SHORT TASK — Copy out each line below exactly as it appears.

Extracted data entries —

○ ○ ○ ○

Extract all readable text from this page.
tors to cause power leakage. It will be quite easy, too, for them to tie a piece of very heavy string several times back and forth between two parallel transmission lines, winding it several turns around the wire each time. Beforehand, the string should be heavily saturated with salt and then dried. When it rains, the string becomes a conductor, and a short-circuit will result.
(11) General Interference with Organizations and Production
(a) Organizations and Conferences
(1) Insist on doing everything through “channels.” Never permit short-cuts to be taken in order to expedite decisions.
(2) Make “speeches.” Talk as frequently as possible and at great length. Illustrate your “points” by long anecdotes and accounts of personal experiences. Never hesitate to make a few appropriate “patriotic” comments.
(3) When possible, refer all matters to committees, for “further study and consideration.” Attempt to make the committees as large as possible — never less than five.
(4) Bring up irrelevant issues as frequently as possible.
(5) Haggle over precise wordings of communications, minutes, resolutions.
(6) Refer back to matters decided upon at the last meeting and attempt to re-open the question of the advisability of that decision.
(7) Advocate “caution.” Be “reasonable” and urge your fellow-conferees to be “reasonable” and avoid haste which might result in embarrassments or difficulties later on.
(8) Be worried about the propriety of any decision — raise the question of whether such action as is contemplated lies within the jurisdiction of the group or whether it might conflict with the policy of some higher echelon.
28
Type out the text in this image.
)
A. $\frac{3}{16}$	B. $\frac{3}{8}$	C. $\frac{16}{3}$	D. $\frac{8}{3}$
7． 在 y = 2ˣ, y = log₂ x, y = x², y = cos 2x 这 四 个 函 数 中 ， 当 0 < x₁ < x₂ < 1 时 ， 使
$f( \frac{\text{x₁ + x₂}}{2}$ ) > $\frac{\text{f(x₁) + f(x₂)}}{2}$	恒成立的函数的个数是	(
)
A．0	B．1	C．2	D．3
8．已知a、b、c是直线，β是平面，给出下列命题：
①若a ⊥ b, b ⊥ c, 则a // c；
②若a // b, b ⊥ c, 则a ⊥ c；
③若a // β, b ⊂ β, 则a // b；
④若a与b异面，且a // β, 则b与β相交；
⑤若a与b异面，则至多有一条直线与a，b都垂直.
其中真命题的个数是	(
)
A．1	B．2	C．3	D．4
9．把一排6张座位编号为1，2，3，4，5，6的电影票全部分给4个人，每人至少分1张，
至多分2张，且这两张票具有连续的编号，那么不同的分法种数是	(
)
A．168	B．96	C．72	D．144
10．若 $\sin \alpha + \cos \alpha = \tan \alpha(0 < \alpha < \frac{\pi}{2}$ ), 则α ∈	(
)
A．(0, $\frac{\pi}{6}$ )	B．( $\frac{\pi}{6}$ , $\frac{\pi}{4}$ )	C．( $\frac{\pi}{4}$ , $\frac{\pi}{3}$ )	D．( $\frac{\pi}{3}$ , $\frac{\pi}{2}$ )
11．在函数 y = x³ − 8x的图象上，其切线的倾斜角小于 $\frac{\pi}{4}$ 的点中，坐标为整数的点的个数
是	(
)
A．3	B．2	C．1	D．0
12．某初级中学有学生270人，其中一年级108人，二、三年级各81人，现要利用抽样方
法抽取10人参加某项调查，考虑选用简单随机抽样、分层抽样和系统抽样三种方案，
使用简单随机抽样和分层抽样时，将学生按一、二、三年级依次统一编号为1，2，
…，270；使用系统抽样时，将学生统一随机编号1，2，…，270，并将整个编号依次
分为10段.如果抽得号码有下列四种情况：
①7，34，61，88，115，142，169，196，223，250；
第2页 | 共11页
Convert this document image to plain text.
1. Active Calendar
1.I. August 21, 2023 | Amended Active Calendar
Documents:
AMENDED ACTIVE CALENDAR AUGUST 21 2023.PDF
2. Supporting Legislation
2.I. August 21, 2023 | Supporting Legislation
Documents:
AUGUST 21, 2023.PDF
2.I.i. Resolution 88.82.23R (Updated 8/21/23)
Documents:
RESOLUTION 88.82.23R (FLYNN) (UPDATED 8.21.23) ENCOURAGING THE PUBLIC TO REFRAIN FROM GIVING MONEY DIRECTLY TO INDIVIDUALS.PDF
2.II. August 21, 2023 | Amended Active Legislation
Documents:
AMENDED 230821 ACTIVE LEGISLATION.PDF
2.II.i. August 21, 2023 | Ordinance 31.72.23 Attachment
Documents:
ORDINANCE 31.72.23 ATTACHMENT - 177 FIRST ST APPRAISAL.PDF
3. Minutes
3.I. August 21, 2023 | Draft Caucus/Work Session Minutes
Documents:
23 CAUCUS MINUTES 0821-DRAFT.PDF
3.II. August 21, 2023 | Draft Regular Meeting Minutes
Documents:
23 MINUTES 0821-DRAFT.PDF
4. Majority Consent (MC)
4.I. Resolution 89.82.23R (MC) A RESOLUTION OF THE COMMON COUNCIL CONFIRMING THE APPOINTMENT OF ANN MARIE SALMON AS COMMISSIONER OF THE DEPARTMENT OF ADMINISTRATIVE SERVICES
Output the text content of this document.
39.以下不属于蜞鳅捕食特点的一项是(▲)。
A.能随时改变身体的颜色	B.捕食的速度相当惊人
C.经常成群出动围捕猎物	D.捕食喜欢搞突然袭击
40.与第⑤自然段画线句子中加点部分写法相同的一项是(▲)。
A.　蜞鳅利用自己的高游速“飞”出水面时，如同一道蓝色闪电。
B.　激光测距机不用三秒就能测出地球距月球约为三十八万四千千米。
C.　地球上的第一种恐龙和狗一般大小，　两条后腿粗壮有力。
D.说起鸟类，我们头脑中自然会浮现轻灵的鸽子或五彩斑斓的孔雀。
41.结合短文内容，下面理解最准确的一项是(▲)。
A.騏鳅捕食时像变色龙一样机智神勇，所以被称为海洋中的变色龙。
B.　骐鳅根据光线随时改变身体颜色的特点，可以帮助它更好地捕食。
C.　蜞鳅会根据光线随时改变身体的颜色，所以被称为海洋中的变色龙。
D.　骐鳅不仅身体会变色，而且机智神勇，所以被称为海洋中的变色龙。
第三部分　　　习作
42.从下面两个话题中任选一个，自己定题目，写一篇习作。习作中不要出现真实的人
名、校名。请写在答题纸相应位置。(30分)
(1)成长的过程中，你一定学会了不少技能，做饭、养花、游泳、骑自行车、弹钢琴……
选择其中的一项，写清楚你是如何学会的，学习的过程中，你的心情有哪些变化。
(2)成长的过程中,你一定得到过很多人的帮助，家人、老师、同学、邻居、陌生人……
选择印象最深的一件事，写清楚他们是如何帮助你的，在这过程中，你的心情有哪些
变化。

○ ○ ○ ○

COMPLETE RESPONSE —
Extract all readable text from this page.
tors to cause power leakage. It will be quite easy, too, for them to tie a piece of very heavy string several times back and forth between two parallel transmission lines, winding it several turns around the wire each time. Beforehand, the string should be heavily saturated with salt and then dried. When it rains, the string becomes a conductor, and a short-circuit will result.
(11) General Interference with Organizations and Production
(a) Organizations and Conferences
(1) Insist on doing everything through “channels.” Never permit short-cuts to be taken in order to expedite decisions.
(2) Make “speeches.” Talk as frequently as possible and at great length. Illustrate your “points” by long anecdotes and accounts of personal experiences. Never hesitate to make a few appropriate “patriotic” comments.
(3) When possible, refer all matters to committees, for “further study and consideration.” Attempt to make the committees as large as possible — never less than five.
(4) Bring up irrelevant issues as frequently as possible.
(5) Haggle over precise wordings of communications, minutes, resolutions.
(6) Refer back to matters decided upon at the last meeting and attempt to re-open the question of the advisability of that decision.
(7) Advocate “caution.” Be “reasonable” and urge your fellow-conferees to be “reasonable” and avoid haste which might result in embarrassments or difficulties later on.
(8) Be worried about the propriety of any decision — raise the question of whether such action as is contemplated lies within the jurisdiction of the group or whether it might conflict with the policy of some higher echelon.
28
Type out the text in this image.
)
A. $\frac{3}{16}$	B. $\frac{3}{8}$	C. $\frac{16}{3}$	D. $\frac{8}{3}$
7． 在 y = 2ˣ, y = log₂ x, y = x², y = cos 2x 这 四 个 函 数 中 ， 当 0 < x₁ < x₂ < 1 时 ， 使
$f( \frac{\text{x₁ + x₂}}{2}$ ) > $\frac{\text{f(x₁) + f(x₂)}}{2}$	恒成立的函数的个数是	(
)
A．0	B．1	C．2	D．3
8．已知a、b、c是直线，β是平面，给出下列命题：
①若a ⊥ b, b ⊥ c, 则a // c；
②若a // b, b ⊥ c, 则a ⊥ c；
③若a // β, b ⊂ β, 则a // b；
④若a与b异面，且a // β, 则b与β相交；
⑤若a与b异面，则至多有一条直线与a，b都垂直.
其中真命题的个数是	(
)
A．1	B．2	C．3	D．4
9．把一排6张座位编号为1，2，3，4，5，6的电影票全部分给4个人，每人至少分1张，
至多分2张，且这两张票具有连续的编号，那么不同的分法种数是	(
)
A．168	B．96	C．72	D．144
10．若 $\sin \alpha + \cos \alpha = \tan \alpha(0 < \alpha < \frac{\pi}{2}$ ), 则α ∈	(
)
A．(0, $\frac{\pi}{6}$ )	B．( $\frac{\pi}{6}$ , $\frac{\pi}{4}$ )	C．( $\frac{\pi}{4}$ , $\frac{\pi}{3}$ )	D．( $\frac{\pi}{3}$ , $\frac{\pi}{2}$ )
11．在函数 y = x³ − 8x的图象上，其切线的倾斜角小于 $\frac{\pi}{4}$ 的点中，坐标为整数的点的个数
是	(
)
A．3	B．2	C．1	D．0
12．某初级中学有学生270人，其中一年级108人，二、三年级各81人，现要利用抽样方
法抽取10人参加某项调查，考虑选用简单随机抽样、分层抽样和系统抽样三种方案，
使用简单随机抽样和分层抽样时，将学生按一、二、三年级依次统一编号为1，2，
…，270；使用系统抽样时，将学生统一随机编号1，2，…，270，并将整个编号依次
分为10段.如果抽得号码有下列四种情况：
①7，34，61，88，115，142，169，196，223，250；
第2页 | 共11页
Convert this document image to plain text.
1. Active Calendar
1.I. August 21, 2023 | Amended Active Calendar
Documents:
AMENDED ACTIVE CALENDAR AUGUST 21 2023.PDF
2. Supporting Legislation
2.I. August 21, 2023 | Supporting Legislation
Documents:
AUGUST 21, 2023.PDF
2.I.i. Resolution 88.82.23R (Updated 8/21/23)
Documents:
RESOLUTION 88.82.23R (FLYNN) (UPDATED 8.21.23) ENCOURAGING THE PUBLIC TO REFRAIN FROM GIVING MONEY DIRECTLY TO INDIVIDUALS.PDF
2.II. August 21, 2023 | Amended Active Legislation
Documents:
AMENDED 230821 ACTIVE LEGISLATION.PDF
2.II.i. August 21, 2023 | Ordinance 31.72.23 Attachment
Documents:
ORDINANCE 31.72.23 ATTACHMENT - 177 FIRST ST APPRAISAL.PDF
3. Minutes
3.I. August 21, 2023 | Draft Caucus/Work Session Minutes
Documents:
23 CAUCUS MINUTES 0821-DRAFT.PDF
3.II. August 21, 2023 | Draft Regular Meeting Minutes
Documents:
23 MINUTES 0821-DRAFT.PDF
4. Majority Consent (MC)
4.I. Resolution 89.82.23R (MC) A RESOLUTION OF THE COMMON COUNCIL CONFIRMING THE APPOINTMENT OF ANN MARIE SALMON AS COMMISSIONER OF THE DEPARTMENT OF ADMINISTRATIVE SERVICES
Output the text content of this document.
39.以下不属于蜞鳅捕食特点的一项是(▲)。
A.能随时改变身体的颜色	B.捕食的速度相当惊人
C.经常成群出动围捕猎物	D.捕食喜欢搞突然袭击
40.与第⑤自然段画线句子中加点部分写法相同的一项是(▲)。
A.　蜞鳅利用自己的高游速“飞”出水面时，如同一道蓝色闪电。
B.　激光测距机不用三秒就能测出地球距月球约为三十八万四千千米。
C.　地球上的第一种恐龙和狗一般大小，　两条后腿粗壮有力。
D.说起鸟类，我们头脑中自然会浮现轻灵的鸽子或五彩斑斓的孔雀。
41.结合短文内容，下面理解最准确的一项是(▲)。
A.騏鳅捕食时像变色龙一样机智神勇，所以被称为海洋中的变色龙。
B.　骐鳅根据光线随时改变身体颜色的特点，可以帮助它更好地捕食。
C.　蜞鳅会根据光线随时改变身体的颜色，所以被称为海洋中的变色龙。
D.　骐鳅不仅身体会变色，而且机智神勇，所以被称为海洋中的变色龙。
第三部分　　　习作
42.从下面两个话题中任选一个，自己定题目，写一篇习作。习作中不要出现真实的人
名、校名。请写在答题纸相应位置。(30分)
(1)成长的过程中，你一定学会了不少技能，做饭、养花、游泳、骑自行车、弹钢琴……
选择其中的一项，写清楚你是如何学会的，学习的过程中，你的心情有哪些变化。
(2)成长的过程中,你一定得到过很多人的帮助，家人、老师、同学、邻居、陌生人……
选择印象最深的一件事，写清楚他们是如何帮助你的，在这过程中，你的心情有哪些
变化。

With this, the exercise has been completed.